Dataset items
--

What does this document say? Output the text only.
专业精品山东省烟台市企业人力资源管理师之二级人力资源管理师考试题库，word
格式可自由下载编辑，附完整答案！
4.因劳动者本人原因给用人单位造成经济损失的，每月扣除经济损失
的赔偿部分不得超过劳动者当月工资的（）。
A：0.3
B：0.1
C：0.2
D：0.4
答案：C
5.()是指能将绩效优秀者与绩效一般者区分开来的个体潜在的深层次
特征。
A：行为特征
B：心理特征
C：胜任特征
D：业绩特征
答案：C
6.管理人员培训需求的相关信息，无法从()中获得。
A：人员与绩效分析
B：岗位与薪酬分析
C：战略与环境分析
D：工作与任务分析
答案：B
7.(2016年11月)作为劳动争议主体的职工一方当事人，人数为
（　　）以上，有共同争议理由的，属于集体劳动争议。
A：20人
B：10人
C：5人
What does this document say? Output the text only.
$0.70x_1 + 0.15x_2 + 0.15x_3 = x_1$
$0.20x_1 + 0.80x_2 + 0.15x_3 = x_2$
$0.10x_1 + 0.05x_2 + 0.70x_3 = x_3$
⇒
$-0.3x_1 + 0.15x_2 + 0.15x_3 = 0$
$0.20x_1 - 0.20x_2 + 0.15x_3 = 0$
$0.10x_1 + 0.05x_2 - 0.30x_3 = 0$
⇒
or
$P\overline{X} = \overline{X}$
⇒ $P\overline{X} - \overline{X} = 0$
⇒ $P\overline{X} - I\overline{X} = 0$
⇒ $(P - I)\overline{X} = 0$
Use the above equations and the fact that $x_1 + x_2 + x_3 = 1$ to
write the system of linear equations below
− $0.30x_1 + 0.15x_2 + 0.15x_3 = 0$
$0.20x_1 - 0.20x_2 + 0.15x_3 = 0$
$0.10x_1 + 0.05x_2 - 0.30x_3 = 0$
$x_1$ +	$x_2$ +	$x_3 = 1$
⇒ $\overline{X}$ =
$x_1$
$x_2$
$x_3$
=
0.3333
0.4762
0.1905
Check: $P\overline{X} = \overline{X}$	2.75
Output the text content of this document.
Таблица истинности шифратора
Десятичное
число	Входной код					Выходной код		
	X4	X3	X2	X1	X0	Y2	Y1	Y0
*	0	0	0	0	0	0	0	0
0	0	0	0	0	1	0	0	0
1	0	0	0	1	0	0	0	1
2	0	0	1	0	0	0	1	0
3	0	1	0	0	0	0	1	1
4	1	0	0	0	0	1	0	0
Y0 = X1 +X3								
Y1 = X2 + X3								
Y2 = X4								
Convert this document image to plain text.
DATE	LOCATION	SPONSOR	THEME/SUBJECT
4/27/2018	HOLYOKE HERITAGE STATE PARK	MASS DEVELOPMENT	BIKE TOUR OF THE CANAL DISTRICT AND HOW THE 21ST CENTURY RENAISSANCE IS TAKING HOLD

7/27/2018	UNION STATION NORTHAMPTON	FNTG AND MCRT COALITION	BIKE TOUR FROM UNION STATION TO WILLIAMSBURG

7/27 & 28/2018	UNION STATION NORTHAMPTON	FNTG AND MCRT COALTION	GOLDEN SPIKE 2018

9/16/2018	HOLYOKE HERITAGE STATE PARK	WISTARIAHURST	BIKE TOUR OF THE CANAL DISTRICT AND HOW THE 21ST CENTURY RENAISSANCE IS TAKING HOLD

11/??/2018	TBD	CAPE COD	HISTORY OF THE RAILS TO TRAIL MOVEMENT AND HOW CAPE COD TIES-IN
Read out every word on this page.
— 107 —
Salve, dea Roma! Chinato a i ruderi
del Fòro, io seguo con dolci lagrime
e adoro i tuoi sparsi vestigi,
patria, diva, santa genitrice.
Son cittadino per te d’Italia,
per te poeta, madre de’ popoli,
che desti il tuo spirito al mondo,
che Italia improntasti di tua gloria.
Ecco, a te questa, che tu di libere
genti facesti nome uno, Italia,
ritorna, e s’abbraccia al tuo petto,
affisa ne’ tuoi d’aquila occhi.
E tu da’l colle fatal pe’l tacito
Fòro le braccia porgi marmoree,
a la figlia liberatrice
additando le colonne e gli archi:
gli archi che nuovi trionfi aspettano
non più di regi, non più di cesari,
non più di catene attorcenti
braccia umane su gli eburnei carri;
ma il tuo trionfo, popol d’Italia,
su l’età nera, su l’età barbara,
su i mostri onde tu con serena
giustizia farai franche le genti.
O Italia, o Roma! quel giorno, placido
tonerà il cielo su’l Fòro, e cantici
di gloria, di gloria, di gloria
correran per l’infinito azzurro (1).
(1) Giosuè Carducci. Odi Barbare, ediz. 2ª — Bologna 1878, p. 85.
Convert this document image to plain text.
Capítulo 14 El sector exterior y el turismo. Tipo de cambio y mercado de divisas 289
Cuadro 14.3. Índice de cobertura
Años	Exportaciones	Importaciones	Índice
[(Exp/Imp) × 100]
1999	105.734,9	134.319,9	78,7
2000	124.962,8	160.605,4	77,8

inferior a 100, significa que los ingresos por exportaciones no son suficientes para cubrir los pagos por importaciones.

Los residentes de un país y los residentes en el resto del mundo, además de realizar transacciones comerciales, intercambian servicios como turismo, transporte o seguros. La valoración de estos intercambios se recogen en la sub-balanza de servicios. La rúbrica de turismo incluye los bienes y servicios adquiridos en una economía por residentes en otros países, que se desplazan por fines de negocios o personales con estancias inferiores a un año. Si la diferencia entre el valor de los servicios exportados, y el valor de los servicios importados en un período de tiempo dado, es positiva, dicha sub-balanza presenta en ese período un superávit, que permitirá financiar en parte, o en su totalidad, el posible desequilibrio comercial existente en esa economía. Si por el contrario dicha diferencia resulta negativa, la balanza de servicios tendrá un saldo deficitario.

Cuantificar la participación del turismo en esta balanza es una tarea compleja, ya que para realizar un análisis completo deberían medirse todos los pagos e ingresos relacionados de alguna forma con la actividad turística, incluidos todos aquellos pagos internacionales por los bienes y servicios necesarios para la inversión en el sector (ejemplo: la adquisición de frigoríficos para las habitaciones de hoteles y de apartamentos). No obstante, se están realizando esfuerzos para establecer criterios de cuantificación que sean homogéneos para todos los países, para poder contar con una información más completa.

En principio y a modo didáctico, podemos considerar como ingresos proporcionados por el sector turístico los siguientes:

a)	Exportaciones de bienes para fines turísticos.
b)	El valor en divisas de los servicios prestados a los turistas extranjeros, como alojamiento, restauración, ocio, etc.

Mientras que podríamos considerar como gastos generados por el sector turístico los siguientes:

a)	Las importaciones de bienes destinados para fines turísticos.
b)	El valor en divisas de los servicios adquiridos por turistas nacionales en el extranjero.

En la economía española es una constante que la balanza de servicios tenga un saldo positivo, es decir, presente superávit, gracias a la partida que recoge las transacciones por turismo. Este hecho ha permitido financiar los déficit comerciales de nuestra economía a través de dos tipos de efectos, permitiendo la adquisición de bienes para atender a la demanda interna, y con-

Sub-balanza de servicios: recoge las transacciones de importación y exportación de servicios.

--

REQUIREMENT
Give the number of lines containing the word "Índice". No other answer is needed.

ANSWER TO THE EXERCISE
2